WHAT TO PRODUCE: Write out all the material exactly. Leave nothing out.

ITEMS:
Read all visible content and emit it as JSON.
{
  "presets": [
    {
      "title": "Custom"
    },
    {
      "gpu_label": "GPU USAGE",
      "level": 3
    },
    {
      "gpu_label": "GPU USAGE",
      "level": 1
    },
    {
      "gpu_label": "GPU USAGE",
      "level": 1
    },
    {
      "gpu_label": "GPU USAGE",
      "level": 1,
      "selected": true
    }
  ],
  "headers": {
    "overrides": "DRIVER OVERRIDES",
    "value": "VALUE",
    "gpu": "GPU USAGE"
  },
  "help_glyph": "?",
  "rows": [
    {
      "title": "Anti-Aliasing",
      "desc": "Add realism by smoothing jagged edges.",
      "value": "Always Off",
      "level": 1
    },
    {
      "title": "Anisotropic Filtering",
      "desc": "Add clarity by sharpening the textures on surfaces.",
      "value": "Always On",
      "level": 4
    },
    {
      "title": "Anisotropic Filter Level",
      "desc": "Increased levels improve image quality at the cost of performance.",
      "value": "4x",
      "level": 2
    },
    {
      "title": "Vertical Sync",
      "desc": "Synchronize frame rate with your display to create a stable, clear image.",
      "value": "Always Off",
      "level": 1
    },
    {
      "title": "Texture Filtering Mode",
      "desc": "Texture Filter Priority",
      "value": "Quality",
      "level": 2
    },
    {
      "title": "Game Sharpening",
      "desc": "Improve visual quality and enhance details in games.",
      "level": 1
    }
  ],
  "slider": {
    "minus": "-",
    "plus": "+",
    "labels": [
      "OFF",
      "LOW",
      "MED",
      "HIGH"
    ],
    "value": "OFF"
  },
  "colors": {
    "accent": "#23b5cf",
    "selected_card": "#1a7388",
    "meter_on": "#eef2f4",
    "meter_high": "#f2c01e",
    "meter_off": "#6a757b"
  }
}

RESULT:
Read all visible content and emit it as JSON.
{
  "presets": [
    {
      "title": "Custom"
    },
    {
      "gpu_label": "GPU USAGE",
      "level": 3
    },
    {
      "gpu_label": "GPU USAGE",
      "level": 1
    },
    {
      "gpu_label": "GPU USAGE",
      "level": 1
    },
    {
      "gpu_label": "GPU USAGE",
      "level": 1,
      "selected": true
    }
  ],
  "headers": {
    "overrides": "DRIVER OVERRIDES",
    "value": "VALUE",
    "gpu": "GPU USAGE"
  },
  "help_glyph": "?",
  "rows": [
    {
      "title": "Anti-Aliasing",
      "desc": "Add realism by smoothing jagged edges.",
      "value": "Always Off",
      "level": 1
    },
    {
      "title": "Anisotropic Filtering",
      "desc": "Add clarity by sharpening the textures on surfaces.",
      "value": "Always On",
      "level": 4
    },
    {
      "title": "Anisotropic Filter Level",
      "desc": "Increased levels improve image quality at the cost of performance.",
      "value": "4x",
      "level": 2
    },
    {
      "title": "Vertical Sync",
      "desc": "Synchronize frame rate with your display to create a stable, clear image.",
      "value": "Always Off",
      "level": 1
    },
    {
      "title": "Texture Filtering Mode",
      "desc": "Texture Filter Priority",
      "value": "Quality",
      "level": 2
    },
    {
      "title": "Game Sharpening",
      "desc": "Improve visual quality and enhance details in games.",
      "level": 1
    }
  ],
  "slider": {
    "minus": "-",
    "plus": "+",
    "labels": [
      "OFF",
      "LOW",
      "MED",
      "HIGH"
    ],
    "value": "OFF"
  },
  "colors": {
    "accent": "#23b5cf",
    "selected_card": "#1a7388",
    "meter_on": "#eef2f4",
    "meter_high": "#f2c01e",
    "meter_off": "#6a757b"
  }
}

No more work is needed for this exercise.